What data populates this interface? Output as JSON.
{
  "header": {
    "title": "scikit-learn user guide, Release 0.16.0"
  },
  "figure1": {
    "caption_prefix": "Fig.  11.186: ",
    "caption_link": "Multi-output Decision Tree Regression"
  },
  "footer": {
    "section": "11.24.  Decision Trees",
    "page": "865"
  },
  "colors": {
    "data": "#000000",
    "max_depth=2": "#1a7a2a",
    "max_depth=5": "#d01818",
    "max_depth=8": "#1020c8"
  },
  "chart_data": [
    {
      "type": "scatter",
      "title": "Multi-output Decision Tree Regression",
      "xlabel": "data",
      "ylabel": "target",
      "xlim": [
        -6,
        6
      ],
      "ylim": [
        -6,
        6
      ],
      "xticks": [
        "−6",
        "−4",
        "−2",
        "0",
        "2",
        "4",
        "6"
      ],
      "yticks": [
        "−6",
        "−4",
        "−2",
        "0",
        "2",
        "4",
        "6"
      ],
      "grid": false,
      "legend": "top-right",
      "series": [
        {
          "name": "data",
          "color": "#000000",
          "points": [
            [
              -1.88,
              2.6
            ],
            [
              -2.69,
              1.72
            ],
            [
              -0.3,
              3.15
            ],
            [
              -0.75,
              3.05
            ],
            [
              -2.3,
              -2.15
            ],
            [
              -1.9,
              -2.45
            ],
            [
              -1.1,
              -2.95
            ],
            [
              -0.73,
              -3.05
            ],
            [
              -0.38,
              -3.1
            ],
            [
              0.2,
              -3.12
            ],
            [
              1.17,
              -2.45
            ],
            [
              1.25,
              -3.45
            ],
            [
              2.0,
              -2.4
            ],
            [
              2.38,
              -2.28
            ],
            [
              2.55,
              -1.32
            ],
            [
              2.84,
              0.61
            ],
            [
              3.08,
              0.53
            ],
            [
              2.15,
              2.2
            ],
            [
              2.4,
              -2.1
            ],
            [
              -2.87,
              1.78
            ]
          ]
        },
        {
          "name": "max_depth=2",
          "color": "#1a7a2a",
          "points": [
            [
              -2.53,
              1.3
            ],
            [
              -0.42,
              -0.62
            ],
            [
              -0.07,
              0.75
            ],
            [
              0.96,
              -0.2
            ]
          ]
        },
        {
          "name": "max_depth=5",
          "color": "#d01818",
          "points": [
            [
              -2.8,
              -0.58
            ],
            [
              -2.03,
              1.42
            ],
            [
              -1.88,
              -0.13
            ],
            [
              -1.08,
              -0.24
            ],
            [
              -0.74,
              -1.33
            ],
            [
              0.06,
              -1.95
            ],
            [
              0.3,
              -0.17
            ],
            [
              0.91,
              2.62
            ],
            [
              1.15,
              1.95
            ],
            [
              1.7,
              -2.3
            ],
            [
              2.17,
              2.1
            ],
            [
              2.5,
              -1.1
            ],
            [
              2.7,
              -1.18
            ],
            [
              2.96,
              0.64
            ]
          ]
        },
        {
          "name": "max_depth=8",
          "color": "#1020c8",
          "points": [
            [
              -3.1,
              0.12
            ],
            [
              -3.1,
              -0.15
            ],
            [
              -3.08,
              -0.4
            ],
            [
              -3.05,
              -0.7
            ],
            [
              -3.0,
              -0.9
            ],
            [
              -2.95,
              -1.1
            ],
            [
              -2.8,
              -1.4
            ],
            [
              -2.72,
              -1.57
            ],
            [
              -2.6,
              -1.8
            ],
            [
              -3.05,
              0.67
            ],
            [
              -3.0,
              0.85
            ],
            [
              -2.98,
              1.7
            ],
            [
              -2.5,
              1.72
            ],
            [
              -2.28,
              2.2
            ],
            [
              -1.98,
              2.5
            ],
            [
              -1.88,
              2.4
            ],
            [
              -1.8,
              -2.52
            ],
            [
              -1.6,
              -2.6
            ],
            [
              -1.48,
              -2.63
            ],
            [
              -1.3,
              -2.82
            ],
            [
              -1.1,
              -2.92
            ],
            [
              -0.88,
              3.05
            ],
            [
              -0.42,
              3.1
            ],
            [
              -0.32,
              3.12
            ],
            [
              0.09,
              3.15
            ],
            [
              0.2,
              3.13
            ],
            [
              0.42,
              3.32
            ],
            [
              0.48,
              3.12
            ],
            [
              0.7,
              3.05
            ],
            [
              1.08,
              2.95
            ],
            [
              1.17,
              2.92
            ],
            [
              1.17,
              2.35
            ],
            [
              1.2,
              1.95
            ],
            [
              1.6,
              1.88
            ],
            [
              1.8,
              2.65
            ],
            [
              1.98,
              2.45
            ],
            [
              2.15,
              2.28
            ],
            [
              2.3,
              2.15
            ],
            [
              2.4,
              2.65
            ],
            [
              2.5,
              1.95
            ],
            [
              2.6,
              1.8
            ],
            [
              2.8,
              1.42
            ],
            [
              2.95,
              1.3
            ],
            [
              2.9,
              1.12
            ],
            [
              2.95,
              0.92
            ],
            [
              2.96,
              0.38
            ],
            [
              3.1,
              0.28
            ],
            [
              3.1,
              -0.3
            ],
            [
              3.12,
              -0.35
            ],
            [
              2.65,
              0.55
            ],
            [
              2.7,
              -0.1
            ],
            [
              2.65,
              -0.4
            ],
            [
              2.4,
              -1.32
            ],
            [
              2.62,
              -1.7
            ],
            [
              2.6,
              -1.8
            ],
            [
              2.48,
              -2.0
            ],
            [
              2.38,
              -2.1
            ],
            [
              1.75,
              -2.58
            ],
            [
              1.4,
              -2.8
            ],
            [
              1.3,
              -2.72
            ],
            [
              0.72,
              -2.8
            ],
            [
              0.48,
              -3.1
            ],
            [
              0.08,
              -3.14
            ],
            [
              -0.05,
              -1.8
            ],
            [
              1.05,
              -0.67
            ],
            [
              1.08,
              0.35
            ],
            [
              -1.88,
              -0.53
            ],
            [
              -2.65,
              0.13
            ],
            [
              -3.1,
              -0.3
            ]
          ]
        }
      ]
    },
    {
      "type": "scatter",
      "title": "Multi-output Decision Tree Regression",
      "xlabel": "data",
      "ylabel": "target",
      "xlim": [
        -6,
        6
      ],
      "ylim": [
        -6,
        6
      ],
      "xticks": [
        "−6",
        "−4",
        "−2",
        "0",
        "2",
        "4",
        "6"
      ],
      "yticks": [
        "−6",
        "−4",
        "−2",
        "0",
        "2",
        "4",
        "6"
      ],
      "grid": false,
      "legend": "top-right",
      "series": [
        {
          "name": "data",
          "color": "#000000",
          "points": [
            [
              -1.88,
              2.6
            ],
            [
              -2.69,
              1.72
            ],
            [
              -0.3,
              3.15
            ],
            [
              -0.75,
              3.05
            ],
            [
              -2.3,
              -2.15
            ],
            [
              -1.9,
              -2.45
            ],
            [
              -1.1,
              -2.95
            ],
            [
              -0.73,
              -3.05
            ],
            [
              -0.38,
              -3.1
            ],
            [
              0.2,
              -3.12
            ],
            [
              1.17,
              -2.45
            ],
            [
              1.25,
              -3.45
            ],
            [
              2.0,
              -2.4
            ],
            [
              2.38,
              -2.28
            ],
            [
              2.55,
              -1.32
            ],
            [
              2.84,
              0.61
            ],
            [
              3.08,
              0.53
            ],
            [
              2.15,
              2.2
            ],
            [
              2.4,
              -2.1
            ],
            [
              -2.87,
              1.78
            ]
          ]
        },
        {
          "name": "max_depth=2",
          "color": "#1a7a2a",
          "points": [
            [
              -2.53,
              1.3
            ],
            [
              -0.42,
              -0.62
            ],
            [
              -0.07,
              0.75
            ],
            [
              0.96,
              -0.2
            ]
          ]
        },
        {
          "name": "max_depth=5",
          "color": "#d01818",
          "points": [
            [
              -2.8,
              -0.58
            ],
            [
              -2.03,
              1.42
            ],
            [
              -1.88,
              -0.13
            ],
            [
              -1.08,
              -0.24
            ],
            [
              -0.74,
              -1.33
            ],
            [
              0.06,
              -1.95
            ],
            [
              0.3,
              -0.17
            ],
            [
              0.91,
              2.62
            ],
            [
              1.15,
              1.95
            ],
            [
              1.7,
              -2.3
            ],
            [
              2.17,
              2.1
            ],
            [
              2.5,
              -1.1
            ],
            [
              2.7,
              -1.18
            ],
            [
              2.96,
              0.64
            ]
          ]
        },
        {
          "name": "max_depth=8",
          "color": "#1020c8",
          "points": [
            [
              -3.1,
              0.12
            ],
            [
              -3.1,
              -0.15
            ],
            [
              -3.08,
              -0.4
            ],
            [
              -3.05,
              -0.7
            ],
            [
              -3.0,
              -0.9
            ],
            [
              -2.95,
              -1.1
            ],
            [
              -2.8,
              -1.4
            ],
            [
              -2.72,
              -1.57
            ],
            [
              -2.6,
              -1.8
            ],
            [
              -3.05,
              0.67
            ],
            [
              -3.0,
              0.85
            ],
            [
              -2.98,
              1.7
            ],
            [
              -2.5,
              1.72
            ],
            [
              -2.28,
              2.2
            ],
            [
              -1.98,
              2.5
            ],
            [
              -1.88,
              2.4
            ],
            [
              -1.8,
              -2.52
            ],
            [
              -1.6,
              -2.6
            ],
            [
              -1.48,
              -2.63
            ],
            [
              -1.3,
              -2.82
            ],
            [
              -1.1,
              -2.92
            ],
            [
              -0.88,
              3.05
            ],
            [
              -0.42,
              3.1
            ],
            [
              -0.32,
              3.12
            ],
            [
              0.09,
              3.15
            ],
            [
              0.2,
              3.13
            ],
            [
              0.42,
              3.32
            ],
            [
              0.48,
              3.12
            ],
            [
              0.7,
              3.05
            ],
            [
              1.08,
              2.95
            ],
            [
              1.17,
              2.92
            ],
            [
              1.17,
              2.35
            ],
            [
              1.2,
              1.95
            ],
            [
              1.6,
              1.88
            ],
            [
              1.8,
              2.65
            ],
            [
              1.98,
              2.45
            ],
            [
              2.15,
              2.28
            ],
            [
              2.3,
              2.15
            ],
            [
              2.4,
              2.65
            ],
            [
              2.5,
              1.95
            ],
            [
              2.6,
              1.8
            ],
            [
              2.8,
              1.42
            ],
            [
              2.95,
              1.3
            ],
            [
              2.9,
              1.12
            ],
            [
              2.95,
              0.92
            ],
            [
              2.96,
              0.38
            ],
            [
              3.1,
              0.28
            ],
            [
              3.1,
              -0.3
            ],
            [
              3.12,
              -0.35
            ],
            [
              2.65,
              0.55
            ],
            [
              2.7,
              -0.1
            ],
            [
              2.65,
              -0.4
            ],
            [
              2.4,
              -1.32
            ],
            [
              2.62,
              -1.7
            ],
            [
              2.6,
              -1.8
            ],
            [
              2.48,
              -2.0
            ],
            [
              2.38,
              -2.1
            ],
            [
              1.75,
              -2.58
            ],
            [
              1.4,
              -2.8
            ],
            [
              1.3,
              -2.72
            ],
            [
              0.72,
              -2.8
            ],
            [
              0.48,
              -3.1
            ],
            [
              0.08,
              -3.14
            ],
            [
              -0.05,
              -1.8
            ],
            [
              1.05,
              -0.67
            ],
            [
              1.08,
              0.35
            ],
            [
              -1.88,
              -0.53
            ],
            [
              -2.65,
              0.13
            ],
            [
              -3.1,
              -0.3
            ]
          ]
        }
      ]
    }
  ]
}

---

## TASK TO CARRY OUT
Go through the records and show every line with the string "Decision" in it.

## WRITTEN RESPONSE
    "caption_link": "Multi-output Decision Tree Regression"
    "section": "11.24.  Decision Trees",
      "title": "Multi-output Decision Tree Regression",
      "title": "Multi-output Decision Tree Regression",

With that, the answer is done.